══ Listed entries

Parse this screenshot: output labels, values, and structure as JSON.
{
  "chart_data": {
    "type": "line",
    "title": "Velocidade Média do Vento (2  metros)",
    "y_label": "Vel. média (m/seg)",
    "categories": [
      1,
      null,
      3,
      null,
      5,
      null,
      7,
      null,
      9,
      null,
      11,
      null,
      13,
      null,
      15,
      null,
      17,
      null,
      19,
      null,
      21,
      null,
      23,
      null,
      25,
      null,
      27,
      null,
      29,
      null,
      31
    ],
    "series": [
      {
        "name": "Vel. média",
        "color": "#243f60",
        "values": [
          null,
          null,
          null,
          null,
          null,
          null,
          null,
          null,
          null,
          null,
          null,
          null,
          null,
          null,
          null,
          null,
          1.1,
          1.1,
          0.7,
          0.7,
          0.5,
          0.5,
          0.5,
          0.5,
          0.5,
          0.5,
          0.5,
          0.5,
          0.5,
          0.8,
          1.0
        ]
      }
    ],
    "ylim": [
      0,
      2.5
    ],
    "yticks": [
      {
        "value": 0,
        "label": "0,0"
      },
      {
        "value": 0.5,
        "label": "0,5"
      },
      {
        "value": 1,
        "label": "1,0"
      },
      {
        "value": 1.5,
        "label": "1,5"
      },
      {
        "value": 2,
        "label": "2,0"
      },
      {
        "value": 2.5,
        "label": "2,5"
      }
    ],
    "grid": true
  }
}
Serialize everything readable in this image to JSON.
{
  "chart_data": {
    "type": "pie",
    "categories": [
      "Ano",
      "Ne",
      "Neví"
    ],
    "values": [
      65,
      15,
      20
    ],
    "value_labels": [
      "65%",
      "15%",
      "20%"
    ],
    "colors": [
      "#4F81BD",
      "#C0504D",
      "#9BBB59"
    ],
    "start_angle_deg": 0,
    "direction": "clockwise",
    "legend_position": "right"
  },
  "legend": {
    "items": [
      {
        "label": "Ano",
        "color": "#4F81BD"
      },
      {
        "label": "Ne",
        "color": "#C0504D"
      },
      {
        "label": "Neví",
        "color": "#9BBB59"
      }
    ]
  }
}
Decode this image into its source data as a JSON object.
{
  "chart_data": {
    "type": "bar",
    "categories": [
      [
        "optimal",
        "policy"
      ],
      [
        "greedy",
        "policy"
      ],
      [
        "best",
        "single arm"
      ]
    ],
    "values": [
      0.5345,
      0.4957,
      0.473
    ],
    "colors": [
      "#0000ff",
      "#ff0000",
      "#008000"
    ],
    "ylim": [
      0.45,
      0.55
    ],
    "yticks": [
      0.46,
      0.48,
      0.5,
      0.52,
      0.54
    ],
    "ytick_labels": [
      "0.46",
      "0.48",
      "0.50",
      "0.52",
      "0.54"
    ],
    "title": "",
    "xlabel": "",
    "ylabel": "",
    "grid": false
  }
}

════

Instructions for the task: Only lines with the word "title" should be collected from the material.

Full solution:
    "title": "Velocidade Média do Vento (2  metros)",
    "title": "",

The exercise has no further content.